> SUPPLIED MATERIAL:
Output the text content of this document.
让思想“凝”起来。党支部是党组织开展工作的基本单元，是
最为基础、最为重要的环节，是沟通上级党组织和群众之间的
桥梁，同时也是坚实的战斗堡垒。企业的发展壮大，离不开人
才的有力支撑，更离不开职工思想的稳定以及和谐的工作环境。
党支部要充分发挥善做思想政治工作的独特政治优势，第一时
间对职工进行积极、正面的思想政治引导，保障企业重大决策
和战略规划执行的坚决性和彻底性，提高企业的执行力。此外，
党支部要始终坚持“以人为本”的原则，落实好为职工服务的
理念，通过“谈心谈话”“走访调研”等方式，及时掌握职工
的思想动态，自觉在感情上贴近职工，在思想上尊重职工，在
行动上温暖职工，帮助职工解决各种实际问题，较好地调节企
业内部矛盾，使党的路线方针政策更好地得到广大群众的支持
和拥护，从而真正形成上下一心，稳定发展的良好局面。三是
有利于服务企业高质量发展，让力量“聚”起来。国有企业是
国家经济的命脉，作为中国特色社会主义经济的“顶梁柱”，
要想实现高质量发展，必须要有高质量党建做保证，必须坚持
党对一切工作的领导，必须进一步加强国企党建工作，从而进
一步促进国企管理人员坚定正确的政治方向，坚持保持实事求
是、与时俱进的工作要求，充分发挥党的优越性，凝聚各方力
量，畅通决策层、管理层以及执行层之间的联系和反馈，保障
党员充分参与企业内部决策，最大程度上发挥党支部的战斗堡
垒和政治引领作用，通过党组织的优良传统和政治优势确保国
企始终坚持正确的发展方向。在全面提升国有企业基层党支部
==
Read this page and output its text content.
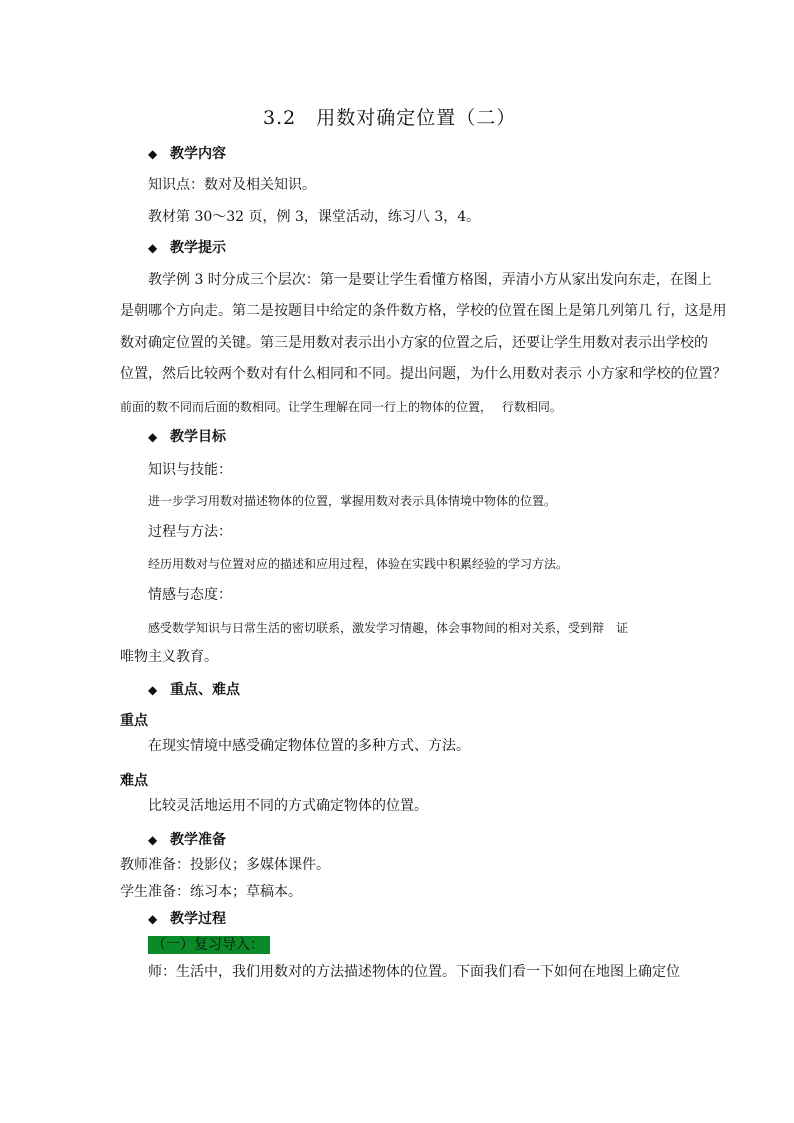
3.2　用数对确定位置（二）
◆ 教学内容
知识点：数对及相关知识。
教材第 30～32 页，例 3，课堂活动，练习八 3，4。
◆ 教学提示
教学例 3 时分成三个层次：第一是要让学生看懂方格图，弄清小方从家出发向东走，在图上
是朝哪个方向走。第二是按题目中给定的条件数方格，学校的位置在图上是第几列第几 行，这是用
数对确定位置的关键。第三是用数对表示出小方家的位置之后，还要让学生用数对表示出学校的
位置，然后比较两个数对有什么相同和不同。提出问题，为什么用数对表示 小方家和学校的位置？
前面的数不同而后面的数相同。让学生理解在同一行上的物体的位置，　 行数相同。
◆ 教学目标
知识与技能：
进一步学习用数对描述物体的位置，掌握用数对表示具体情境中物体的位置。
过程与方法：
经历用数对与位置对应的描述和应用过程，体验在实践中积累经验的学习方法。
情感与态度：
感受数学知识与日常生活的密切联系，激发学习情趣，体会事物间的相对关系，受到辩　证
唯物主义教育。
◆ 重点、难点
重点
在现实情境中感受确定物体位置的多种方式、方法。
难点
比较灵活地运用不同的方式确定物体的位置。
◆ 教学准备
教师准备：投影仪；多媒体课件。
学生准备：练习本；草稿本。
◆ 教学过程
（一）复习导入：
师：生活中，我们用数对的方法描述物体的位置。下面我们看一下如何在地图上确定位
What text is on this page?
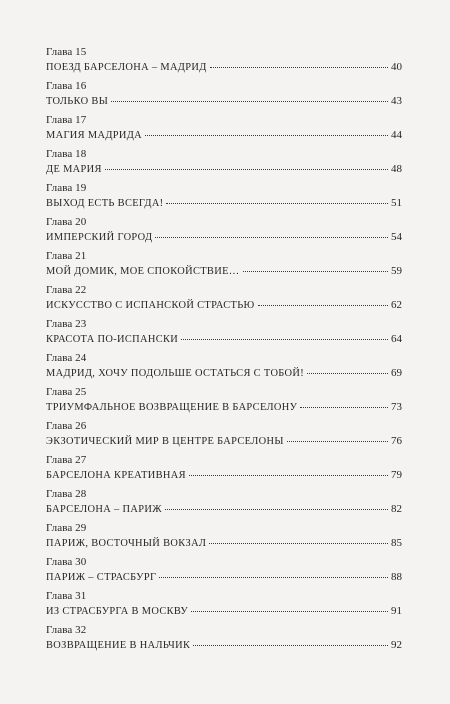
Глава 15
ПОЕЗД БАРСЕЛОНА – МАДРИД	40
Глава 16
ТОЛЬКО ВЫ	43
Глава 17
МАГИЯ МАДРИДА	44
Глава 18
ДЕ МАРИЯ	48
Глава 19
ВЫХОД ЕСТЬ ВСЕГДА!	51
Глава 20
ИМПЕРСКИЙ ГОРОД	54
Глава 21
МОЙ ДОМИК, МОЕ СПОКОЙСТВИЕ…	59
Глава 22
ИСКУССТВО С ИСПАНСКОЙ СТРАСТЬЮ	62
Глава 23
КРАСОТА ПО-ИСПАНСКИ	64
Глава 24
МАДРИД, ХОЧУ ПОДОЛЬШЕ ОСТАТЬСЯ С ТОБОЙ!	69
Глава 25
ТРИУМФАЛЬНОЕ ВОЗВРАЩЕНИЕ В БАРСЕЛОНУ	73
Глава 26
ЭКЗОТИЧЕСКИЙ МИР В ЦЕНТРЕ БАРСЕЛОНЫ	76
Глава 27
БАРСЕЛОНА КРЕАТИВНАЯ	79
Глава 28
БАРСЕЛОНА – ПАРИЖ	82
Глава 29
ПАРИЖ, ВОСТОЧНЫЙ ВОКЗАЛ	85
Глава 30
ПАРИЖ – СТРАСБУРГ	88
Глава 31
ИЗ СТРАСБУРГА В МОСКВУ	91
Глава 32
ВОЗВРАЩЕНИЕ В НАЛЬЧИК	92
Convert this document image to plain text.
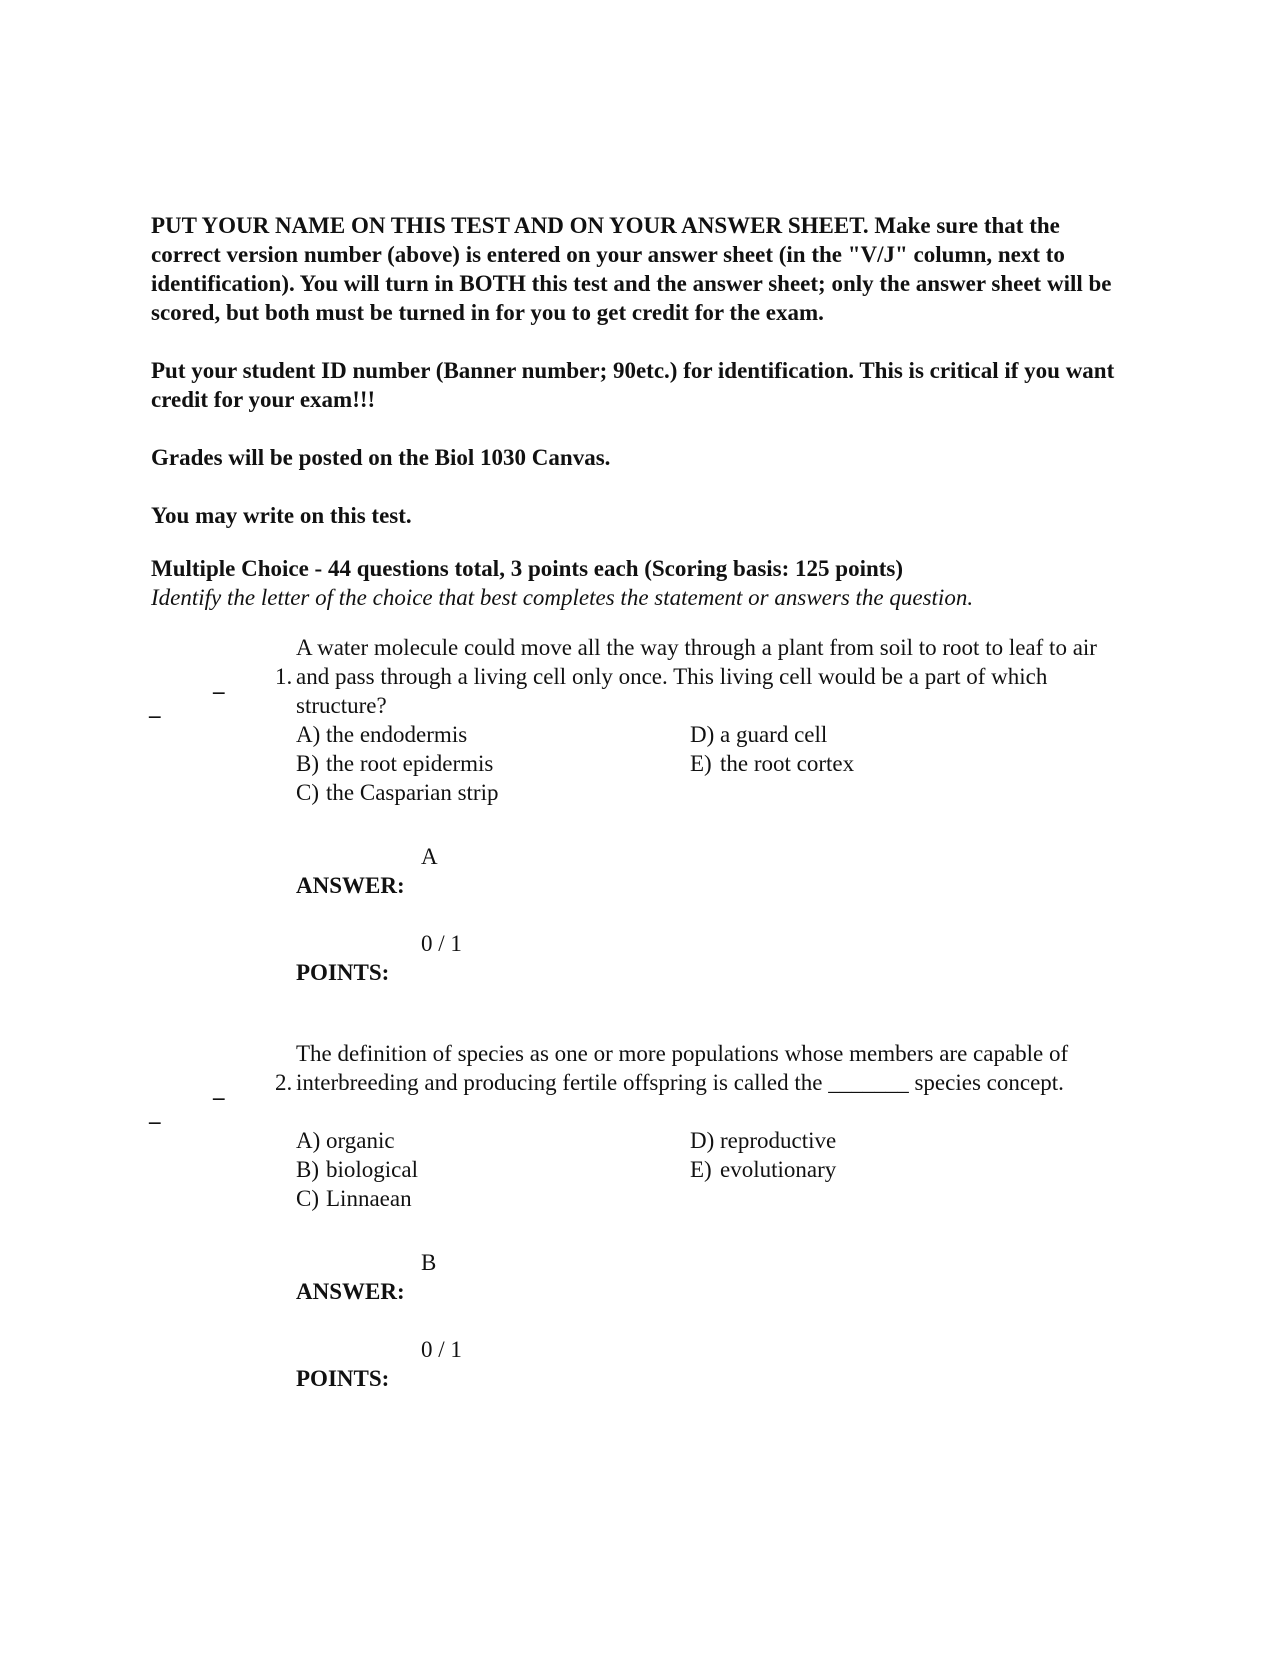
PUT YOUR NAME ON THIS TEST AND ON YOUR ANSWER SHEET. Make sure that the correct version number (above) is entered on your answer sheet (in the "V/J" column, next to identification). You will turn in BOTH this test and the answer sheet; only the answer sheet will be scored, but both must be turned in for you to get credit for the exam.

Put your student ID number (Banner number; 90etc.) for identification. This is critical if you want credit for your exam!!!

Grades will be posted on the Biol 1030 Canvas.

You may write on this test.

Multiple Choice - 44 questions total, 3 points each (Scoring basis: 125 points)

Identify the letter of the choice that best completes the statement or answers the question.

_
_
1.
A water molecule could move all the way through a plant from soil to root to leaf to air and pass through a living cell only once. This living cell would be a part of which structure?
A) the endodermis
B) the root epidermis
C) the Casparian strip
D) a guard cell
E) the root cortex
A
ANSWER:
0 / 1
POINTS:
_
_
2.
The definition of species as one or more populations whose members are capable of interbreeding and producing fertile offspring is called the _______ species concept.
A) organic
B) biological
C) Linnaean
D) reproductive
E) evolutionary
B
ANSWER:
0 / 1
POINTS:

> THE TASK:
Where a line of the entries contains the word "ПАРИЖ", copy that line.

> TASK RESULT:
БАРСЕЛОНА – ПАРИЖ	82
ПАРИЖ, ВОСТОЧНЫЙ ВОКЗАЛ	85
ПАРИЖ – СТРАСБУРГ	88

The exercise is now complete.